Stored items from a collection:
-----
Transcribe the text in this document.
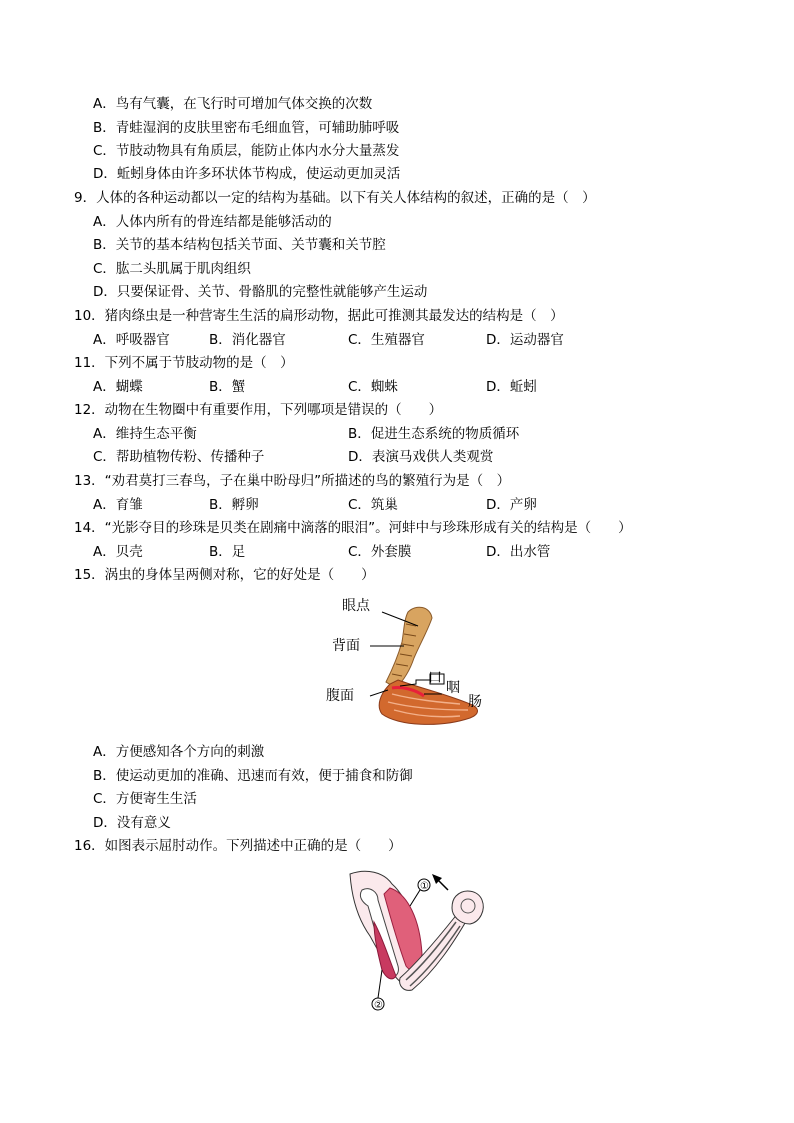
A．鸟有气囊，在飞行时可增加气体交换的次数
B．青蛙湿润的皮肤里密布毛细血管，可辅助肺呼吸
C．节肢动物具有角质层，能防止体内水分大量蒸发
D．蚯蚓身体由许多环状体节构成，使运动更加灵活
9．人体的各种运动都以一定的结构为基础。以下有关人体结构的叙述，正确的是（　）
A．人体内所有的骨连结都是能够活动的
B．关节的基本结构包括关节面、关节囊和关节腔
C．肱二头肌属于肌肉组织
D．只要保证骨、关节、骨骼肌的完整性就能够产生运动
10．猪肉绦虫是一种营寄生生活的扁形动物，据此可推测其最发达的结构是（　）
A．呼吸器官	B．消化器官	C．生殖器官	D．运动器官
11．下列不属于节肢动物的是（　）
A．蝴蝶	B．蟹	C．蜘蛛	D．蚯蚓
12．动物在生物圈中有重要作用，下列哪项是错误的（　　）
A．维持生态平衡	B．促进生态系统的物质循环
C．帮助植物传粉、传播种子	D．表演马戏供人类观赏
13．“劝君莫打三春鸟，子在巢中盼母归”所描述的鸟的繁殖行为是（　）
A．育雏	B．孵卵	C．筑巢	D．产卵
14．“光影夺目的珍珠是贝类在剧痛中滴落的眼泪”。河蚌中与珍珠形成有关的结构是（　　）
A．贝壳	B．足	C．外套膜	D．出水管
15．涡虫的身体呈两侧对称，它的好处是（　　）
眼点
背面
口
咽
腹面	肠
A．方便感知各个方向的刺激
B．使运动更加的准确、迅速而有效，便于捕食和防御
C．方便寄生生活
D．没有意义
16．如图表示屈肘动作。下列描述中正确的是（　　）
①
②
-----
**Task brief:** Every line is to be duplicated exactly, though pictures stay out.

**Response to the task:**
Transcribe the text in this document.
A．鸟有气囊，在飞行时可增加气体交换的次数
B．青蛙湿润的皮肤里密布毛细血管，可辅助肺呼吸
C．节肢动物具有角质层，能防止体内水分大量蒸发
D．蚯蚓身体由许多环状体节构成，使运动更加灵活
9．人体的各种运动都以一定的结构为基础。以下有关人体结构的叙述，正确的是（　）
A．人体内所有的骨连结都是能够活动的
B．关节的基本结构包括关节面、关节囊和关节腔
C．肱二头肌属于肌肉组织
D．只要保证骨、关节、骨骼肌的完整性就能够产生运动
10．猪肉绦虫是一种营寄生生活的扁形动物，据此可推测其最发达的结构是（　）
A．呼吸器官	B．消化器官	C．生殖器官	D．运动器官
11．下列不属于节肢动物的是（　）
A．蝴蝶	B．蟹	C．蜘蛛	D．蚯蚓
12．动物在生物圈中有重要作用，下列哪项是错误的（　　）
A．维持生态平衡	B．促进生态系统的物质循环
C．帮助植物传粉、传播种子	D．表演马戏供人类观赏
13．“劝君莫打三春鸟，子在巢中盼母归”所描述的鸟的繁殖行为是（　）
A．育雏	B．孵卵	C．筑巢	D．产卵
14．“光影夺目的珍珠是贝类在剧痛中滴落的眼泪”。河蚌中与珍珠形成有关的结构是（　　）
A．贝壳	B．足	C．外套膜	D．出水管
15．涡虫的身体呈两侧对称，它的好处是（　　）
眼点
背面
口
咽
腹面	肠
A．方便感知各个方向的刺激
B．使运动更加的准确、迅速而有效，便于捕食和防御
C．方便寄生生活
D．没有意义
16．如图表示屈肘动作。下列描述中正确的是（　　）
①
②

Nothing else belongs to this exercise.